━━━━━ Input records
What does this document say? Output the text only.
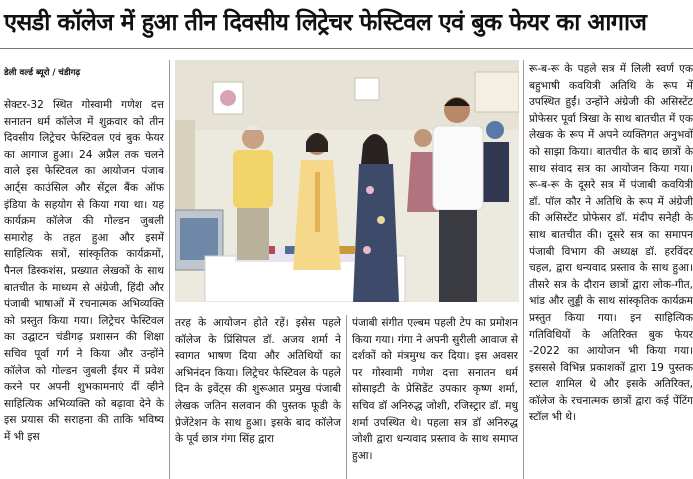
एसडी कॉलेज में हुआ तीन दिवसीय लिट्रेचर फेस्टिवल एवं बुक फेयर का आगाज
डेली वर्ल्ड ब्यूरो / चंडीगढ़

सेक्टर-32 स्थित गोस्वामी गणेश दत्त सनातन धर्म कॉलेज में शुक्रवार को तीन दिवसीय लिट्रेचर फेस्टिवल एवं बुक फेयर का आगाज हुआ। 24 अप्रैल तक चलने वाले इस फेस्टिवल का आयोजन पंजाब आर्ट्स काउंसिल और सेंट्रल बैंक ऑफ इंडिया के सहयोग से किया गया था। यह कार्यक्रम कॉलेज की गोल्डन जुबली समारोह के तहत हुआ और इसमें साहित्यिक सत्रों, सांस्कृतिक कार्यक्रमों, पैनल डिस्कशंस, प्रख्यात लेखकों के साथ बातचीत के माध्यम से अंग्रेजी, हिंदी और पंजाबी भाषाओं में रचनात्मक अभिव्यक्ति को प्रस्तुत किया गया। लिट्रेचर फेस्टिवल का उद्घाटन चंडीगढ़ प्रशासन की शिक्षा सचिव पूर्वा गर्ग ने किया और उन्होंने कॉलेज को गोल्डन जुबली ईयर में प्रवेश करने पर अपनी शुभकामनाएं दीं व्हीने साहित्यिक अभिव्यक्ति को बढ़ावा देने के इस प्रयास की सराहना की ताकि भविष्य में भी इस

तरह के आयोजन होते रहें। इसेस पहले कॉलेज के प्रिंसिपल डॉ. अजय शर्मा ने स्वागत भाषण दिया और अतिथियों का अभिनंदन किया। लिट्रेचर फेस्टिवल के पहले दिन के इवेंट्स की शुरूआत प्रमुख पंजाबी लेखक जतिन सलवान की पुस्तक फूडी के प्रेजेंटेशन के साथ हुआ। इसके बाद कॉलेज के पूर्व छात्र गंगा सिंह द्वारा

पंजाबी संगीत एल्बम पहली टेप का प्रमोशन किया गया। गंगा ने अपनी सुरीली आवाज से दर्शकों को मंत्रमुग्ध कर दिया। इस अवसर पर गोस्वामी गणेश दत्ता सनातन धर्म सोसाइटी के प्रेसिडेंट उपकार कृष्ण शर्मा, सचिव डॉ अनिरुद्ध जोशी, रजिस्ट्रार डॉ. मधु शर्मा उपस्थित थे। पहला सत्र डॉ अनिरुद्ध जोशी द्वारा धन्यवाद प्रस्ताव के साथ समाप्त हुआ।

रू-ब-रू के पहले सत्र में लिली स्वर्ण एक बहुभाषी कवयित्री अतिथि के रूप में उपस्थित हुईं। उन्होंने अंग्रेजी की असिस्टेंट प्रोफेसर पूर्वा त्रिखा के साथ बातचीत में एक लेखक के रूप में अपने व्यक्तिगत अनुभवों को साझा किया। बातचीत के बाद छात्रों के साथ संवाद सत्र का आयोजन किया गया। रू-ब-रू के दूसरे सत्र में पंजाबी कवयित्री डॉ. पॉल कौर ने अतिथि के रूप में अंग्रेजी की असिस्टेंट प्रोफेसर डॉ. मंदीप सनेही के साथ बातचीत की। दूसरे सत्र का समापन पंजाबी विभाग की अध्यक्ष डॉ. हरविंदर चहल, द्वारा धन्यवाद प्रस्ताव के साथ हुआ। तीसरे सत्र के दौरान छात्रों द्वारा लोक-गीत, भांड और लुड्डी के साथ सांस्कृतिक कार्यक्रम प्रस्तुत किया गया। इन साहित्यिक गतिविधियों के अतिरिक्त बुक फेयर -2022 का आयोजन भी किया गया। इसससे विभिन्न प्रकाशकों द्वारा 19 पुस्तक स्टाल शामिल थे और इसके अतिरिक्त, कॉलेज के रचनात्मक छात्रों द्वारा कई पेंटिंग स्टॉल भी थे।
━━━━━━━━━━
• _Problem details_
Make an exact copy of all entries above, dropping the images.

• _Answer to the problem_
What does this document say? Output the text only.
एसडी कॉलेज में हुआ तीन दिवसीय लिट्रेचर फेस्टिवल एवं बुक फेयर का आगाज
डेली वर्ल्ड ब्यूरो / चंडीगढ़

सेक्टर-32 स्थित गोस्वामी गणेश दत्त सनातन धर्म कॉलेज में शुक्रवार को तीन दिवसीय लिट्रेचर फेस्टिवल एवं बुक फेयर का आगाज हुआ। 24 अप्रैल तक चलने वाले इस फेस्टिवल का आयोजन पंजाब आर्ट्स काउंसिल और सेंट्रल बैंक ऑफ इंडिया के सहयोग से किया गया था। यह कार्यक्रम कॉलेज की गोल्डन जुबली समारोह के तहत हुआ और इसमें साहित्यिक सत्रों, सांस्कृतिक कार्यक्रमों, पैनल डिस्कशंस, प्रख्यात लेखकों के साथ बातचीत के माध्यम से अंग्रेजी, हिंदी और पंजाबी भाषाओं में रचनात्मक अभिव्यक्ति को प्रस्तुत किया गया। लिट्रेचर फेस्टिवल का उद्घाटन चंडीगढ़ प्रशासन की शिक्षा सचिव पूर्वा गर्ग ने किया और उन्होंने कॉलेज को गोल्डन जुबली ईयर में प्रवेश करने पर अपनी शुभकामनाएं दीं व्हीने साहित्यिक अभिव्यक्ति को बढ़ावा देने के इस प्रयास की सराहना की ताकि भविष्य में भी इस

तरह के आयोजन होते रहें। इसेस पहले कॉलेज के प्रिंसिपल डॉ. अजय शर्मा ने स्वागत भाषण दिया और अतिथियों का अभिनंदन किया। लिट्रेचर फेस्टिवल के पहले दिन के इवेंट्स की शुरूआत प्रमुख पंजाबी लेखक जतिन सलवान की पुस्तक फूडी के प्रेजेंटेशन के साथ हुआ। इसके बाद कॉलेज के पूर्व छात्र गंगा सिंह द्वारा

पंजाबी संगीत एल्बम पहली टेप का प्रमोशन किया गया। गंगा ने अपनी सुरीली आवाज से दर्शकों को मंत्रमुग्ध कर दिया। इस अवसर पर गोस्वामी गणेश दत्ता सनातन धर्म सोसाइटी के प्रेसिडेंट उपकार कृष्ण शर्मा, सचिव डॉ अनिरुद्ध जोशी, रजिस्ट्रार डॉ. मधु शर्मा उपस्थित थे। पहला सत्र डॉ अनिरुद्ध जोशी द्वारा धन्यवाद प्रस्ताव के साथ समाप्त हुआ।

रू-ब-रू के पहले सत्र में लिली स्वर्ण एक बहुभाषी कवयित्री अतिथि के रूप में उपस्थित हुईं। उन्होंने अंग्रेजी की असिस्टेंट प्रोफेसर पूर्वा त्रिखा के साथ बातचीत में एक लेखक के रूप में अपने व्यक्तिगत अनुभवों को साझा किया। बातचीत के बाद छात्रों के साथ संवाद सत्र का आयोजन किया गया। रू-ब-रू के दूसरे सत्र में पंजाबी कवयित्री डॉ. पॉल कौर ने अतिथि के रूप में अंग्रेजी की असिस्टेंट प्रोफेसर डॉ. मंदीप सनेही के साथ बातचीत की। दूसरे सत्र का समापन पंजाबी विभाग की अध्यक्ष डॉ. हरविंदर चहल, द्वारा धन्यवाद प्रस्ताव के साथ हुआ। तीसरे सत्र के दौरान छात्रों द्वारा लोक-गीत, भांड और लुड्डी के साथ सांस्कृतिक कार्यक्रम प्रस्तुत किया गया। इन साहित्यिक गतिविधियों के अतिरिक्त बुक फेयर -2022 का आयोजन भी किया गया। इसससे विभिन्न प्रकाशकों द्वारा 19 पुस्तक स्टाल शामिल थे और इसके अतिरिक्त, कॉलेज के रचनात्मक छात्रों द्वारा कई पेंटिंग स्टॉल भी थे।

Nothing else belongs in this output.